Exercise aim ▸
Look through the listing below for the string "this". Say how many lines hold it, and nothing else.

(Supplied data Opens)

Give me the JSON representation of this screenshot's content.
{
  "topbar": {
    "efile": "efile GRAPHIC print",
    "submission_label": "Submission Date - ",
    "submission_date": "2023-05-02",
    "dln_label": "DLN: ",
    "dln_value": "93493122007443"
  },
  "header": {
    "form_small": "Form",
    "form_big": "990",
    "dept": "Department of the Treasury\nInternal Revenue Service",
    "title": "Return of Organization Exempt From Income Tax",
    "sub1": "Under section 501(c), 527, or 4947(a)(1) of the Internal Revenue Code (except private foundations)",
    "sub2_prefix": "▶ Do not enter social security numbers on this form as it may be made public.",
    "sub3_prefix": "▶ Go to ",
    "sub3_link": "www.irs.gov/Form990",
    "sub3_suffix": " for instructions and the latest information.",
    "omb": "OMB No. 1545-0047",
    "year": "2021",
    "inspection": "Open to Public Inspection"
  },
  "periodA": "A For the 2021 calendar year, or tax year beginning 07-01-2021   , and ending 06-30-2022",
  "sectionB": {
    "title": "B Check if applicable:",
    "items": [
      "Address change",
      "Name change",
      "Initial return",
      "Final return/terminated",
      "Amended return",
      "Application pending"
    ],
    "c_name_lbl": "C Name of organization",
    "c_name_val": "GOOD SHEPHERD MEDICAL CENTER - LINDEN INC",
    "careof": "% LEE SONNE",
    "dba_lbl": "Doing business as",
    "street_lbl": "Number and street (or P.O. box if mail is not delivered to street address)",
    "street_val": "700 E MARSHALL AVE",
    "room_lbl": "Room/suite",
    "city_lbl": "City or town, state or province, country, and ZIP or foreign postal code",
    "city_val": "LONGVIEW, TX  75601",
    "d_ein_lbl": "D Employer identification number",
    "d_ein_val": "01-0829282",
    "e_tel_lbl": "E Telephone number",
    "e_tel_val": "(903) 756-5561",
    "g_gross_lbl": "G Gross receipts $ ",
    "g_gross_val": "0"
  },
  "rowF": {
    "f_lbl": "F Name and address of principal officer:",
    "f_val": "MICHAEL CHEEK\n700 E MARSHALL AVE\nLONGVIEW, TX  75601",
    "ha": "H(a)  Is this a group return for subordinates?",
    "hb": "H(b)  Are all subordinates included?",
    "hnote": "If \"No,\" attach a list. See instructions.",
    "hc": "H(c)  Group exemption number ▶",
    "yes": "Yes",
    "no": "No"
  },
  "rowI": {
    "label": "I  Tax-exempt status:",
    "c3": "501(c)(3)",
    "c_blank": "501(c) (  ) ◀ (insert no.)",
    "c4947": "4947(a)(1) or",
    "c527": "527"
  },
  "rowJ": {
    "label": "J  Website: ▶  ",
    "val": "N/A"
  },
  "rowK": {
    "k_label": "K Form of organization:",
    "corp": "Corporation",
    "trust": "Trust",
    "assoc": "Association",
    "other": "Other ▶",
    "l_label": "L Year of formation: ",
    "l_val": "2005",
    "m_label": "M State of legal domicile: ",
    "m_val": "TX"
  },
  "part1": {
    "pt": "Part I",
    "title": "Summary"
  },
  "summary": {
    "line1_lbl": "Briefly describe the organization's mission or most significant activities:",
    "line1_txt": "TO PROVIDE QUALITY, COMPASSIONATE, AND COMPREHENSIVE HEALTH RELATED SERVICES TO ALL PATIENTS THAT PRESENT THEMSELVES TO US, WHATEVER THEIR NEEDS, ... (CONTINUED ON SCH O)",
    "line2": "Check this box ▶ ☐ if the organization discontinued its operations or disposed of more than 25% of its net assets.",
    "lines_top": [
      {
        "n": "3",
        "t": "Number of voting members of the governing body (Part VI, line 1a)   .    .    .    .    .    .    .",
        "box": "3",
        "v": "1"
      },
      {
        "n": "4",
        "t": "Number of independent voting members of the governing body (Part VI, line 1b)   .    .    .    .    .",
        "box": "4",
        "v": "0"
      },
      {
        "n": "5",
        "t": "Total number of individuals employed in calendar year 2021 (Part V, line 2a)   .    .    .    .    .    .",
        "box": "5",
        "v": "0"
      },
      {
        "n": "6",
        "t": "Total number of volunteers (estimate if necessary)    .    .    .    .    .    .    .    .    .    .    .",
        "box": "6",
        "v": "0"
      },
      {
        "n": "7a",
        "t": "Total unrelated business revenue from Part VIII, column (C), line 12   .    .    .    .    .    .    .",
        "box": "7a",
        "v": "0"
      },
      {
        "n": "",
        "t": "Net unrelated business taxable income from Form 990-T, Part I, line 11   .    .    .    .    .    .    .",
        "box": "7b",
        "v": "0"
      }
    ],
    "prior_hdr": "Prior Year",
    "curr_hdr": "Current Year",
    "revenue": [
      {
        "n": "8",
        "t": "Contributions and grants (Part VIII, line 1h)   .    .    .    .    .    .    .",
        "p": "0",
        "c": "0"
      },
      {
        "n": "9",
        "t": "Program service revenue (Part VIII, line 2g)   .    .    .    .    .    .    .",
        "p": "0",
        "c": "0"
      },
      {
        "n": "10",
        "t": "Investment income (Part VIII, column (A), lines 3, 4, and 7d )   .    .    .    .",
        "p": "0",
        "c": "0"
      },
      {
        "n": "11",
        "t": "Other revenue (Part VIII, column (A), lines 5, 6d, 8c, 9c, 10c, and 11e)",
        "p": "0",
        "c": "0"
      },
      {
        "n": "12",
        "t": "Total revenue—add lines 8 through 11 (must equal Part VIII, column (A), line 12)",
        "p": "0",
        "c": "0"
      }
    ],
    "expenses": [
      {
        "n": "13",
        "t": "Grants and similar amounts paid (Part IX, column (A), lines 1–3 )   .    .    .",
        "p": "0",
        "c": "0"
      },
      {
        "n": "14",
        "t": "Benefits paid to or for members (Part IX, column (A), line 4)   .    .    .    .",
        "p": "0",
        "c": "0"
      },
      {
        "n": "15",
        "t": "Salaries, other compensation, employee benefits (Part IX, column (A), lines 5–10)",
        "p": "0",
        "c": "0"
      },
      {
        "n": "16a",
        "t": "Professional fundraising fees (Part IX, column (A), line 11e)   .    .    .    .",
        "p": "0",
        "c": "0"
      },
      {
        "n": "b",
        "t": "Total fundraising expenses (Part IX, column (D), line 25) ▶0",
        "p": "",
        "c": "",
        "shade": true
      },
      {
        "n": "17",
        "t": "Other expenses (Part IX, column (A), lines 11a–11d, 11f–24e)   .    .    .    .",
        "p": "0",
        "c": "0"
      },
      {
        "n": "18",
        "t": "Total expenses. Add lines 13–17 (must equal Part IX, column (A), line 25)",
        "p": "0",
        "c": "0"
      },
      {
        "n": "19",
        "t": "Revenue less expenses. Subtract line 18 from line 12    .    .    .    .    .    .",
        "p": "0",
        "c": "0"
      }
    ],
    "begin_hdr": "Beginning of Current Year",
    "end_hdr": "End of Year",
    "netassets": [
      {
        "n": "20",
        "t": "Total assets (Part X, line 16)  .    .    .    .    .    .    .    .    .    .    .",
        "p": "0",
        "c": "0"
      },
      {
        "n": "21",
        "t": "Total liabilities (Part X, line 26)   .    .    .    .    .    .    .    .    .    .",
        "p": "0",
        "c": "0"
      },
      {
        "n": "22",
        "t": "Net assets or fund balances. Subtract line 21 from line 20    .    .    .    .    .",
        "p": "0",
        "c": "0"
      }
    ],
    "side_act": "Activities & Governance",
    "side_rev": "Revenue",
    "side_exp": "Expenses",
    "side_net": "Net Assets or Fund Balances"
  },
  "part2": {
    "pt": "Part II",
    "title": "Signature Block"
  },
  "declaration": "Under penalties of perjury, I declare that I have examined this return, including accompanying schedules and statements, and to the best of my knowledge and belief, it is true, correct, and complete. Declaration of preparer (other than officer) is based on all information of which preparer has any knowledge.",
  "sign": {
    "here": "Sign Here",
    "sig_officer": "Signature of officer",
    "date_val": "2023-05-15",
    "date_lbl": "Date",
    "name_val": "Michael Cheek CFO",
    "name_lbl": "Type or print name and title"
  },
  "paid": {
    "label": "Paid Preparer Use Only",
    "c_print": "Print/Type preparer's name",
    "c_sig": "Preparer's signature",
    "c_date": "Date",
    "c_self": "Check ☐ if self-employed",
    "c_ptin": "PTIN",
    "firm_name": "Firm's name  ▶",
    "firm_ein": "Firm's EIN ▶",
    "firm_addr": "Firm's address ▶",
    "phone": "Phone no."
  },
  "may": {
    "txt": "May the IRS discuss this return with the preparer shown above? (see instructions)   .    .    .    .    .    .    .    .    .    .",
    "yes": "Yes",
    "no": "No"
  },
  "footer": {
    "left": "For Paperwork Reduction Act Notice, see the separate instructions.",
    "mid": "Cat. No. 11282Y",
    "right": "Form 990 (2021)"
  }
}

(Supplied data Closes)

Exercise response ▸
6